For each line in the data below that holds "tool", return a copy.

--- begin EXERCISE INPUTS ---

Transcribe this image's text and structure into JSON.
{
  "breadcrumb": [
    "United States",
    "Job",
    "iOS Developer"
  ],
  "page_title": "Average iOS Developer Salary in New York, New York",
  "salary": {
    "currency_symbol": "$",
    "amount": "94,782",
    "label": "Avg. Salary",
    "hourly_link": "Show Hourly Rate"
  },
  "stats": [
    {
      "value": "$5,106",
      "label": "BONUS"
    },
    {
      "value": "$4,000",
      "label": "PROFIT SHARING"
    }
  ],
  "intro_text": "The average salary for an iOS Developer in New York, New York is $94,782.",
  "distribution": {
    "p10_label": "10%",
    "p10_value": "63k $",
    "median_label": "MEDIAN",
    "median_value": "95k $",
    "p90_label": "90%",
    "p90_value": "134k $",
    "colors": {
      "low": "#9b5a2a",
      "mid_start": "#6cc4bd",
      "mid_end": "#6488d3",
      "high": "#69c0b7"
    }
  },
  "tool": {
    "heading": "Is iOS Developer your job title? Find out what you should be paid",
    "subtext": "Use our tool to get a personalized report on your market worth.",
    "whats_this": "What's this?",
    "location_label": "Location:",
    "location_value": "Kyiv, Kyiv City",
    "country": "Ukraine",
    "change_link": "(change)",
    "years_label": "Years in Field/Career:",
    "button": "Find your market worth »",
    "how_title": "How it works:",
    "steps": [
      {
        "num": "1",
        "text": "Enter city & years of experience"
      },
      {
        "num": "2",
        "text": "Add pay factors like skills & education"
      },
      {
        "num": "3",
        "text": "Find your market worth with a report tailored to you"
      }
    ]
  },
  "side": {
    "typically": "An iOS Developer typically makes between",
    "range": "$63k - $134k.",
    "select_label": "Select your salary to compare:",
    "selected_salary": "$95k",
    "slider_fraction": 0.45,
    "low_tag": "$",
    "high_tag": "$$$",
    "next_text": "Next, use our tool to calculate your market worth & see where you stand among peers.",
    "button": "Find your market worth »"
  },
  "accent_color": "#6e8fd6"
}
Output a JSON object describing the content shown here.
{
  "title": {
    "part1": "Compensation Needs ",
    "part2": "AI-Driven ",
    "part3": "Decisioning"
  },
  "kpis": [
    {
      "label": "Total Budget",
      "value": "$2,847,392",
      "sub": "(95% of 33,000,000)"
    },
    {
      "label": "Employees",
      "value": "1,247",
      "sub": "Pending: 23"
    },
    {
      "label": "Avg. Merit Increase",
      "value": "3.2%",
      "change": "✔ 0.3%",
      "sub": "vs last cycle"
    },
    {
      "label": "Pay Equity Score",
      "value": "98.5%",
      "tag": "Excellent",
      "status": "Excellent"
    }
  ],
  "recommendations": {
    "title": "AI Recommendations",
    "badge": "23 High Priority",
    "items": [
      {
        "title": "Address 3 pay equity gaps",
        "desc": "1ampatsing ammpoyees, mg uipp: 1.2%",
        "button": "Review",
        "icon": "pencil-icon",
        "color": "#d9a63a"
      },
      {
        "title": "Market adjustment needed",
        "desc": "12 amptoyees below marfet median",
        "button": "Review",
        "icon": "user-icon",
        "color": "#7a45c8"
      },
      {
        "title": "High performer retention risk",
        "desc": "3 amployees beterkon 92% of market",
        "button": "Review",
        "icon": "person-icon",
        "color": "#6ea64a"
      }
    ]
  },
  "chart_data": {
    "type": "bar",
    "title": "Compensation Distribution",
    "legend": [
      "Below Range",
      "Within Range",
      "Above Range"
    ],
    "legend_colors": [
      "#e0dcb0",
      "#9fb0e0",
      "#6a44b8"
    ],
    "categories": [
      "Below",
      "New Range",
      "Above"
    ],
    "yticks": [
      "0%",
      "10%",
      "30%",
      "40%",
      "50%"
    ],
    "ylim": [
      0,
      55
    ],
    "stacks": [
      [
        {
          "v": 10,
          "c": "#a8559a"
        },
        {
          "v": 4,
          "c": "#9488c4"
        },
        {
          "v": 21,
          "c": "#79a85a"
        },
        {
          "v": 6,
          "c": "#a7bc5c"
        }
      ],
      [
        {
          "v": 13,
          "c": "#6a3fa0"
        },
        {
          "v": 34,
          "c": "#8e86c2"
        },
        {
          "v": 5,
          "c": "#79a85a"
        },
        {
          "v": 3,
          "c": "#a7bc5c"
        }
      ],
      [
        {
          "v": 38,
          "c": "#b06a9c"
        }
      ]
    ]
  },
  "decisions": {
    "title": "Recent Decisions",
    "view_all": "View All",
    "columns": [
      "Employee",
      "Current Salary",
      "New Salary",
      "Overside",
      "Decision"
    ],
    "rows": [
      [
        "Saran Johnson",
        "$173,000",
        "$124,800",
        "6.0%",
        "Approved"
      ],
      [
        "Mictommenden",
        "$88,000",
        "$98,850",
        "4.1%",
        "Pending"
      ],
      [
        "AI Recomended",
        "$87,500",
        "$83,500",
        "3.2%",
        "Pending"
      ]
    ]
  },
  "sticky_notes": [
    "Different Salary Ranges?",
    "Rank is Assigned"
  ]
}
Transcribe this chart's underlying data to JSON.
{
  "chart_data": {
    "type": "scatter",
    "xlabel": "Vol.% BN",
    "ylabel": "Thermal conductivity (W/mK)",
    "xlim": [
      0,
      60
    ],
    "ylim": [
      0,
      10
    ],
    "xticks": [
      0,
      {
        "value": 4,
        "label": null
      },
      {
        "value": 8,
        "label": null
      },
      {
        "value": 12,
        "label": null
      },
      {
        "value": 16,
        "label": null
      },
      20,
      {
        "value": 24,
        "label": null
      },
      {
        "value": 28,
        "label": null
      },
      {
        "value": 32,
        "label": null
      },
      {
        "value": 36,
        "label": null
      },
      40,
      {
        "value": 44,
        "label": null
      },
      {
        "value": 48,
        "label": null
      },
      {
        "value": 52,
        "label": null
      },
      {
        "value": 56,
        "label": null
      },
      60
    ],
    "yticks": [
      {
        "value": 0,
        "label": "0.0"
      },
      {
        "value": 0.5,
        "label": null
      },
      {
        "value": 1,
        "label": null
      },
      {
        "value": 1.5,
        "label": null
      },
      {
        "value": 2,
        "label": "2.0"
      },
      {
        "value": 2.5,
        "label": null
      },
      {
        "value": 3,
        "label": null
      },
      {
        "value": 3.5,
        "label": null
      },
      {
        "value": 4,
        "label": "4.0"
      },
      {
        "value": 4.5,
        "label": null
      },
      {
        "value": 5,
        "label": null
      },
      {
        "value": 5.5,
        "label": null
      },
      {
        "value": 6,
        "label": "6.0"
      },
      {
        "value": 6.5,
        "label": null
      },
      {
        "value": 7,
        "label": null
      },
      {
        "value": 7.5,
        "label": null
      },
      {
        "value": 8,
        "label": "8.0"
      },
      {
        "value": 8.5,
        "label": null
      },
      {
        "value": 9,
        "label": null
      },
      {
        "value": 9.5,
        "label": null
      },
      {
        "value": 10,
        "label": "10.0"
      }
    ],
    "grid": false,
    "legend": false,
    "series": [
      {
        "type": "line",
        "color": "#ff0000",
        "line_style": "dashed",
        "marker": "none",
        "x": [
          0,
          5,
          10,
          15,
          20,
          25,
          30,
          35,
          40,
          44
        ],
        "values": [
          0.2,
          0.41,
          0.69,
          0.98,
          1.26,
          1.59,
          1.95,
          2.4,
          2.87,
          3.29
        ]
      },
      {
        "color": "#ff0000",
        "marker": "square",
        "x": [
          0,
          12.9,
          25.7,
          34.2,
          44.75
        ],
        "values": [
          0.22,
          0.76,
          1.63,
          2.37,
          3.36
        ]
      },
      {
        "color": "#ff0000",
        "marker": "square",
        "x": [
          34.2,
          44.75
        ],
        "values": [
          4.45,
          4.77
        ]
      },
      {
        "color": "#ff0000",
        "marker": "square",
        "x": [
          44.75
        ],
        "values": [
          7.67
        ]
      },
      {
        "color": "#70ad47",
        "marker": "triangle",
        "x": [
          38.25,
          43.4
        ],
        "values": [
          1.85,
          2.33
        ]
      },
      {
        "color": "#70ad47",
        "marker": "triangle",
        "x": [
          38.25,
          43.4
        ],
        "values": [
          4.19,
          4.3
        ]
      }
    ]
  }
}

--- end EXERCISE INPUTS ---

- EXERCISE ANSWER
  "tool": {
    "subtext": "Use our tool to get a personalized report on your market worth.",
    "next_text": "Next, use our tool to calculate your market worth & see where you stand among peers.",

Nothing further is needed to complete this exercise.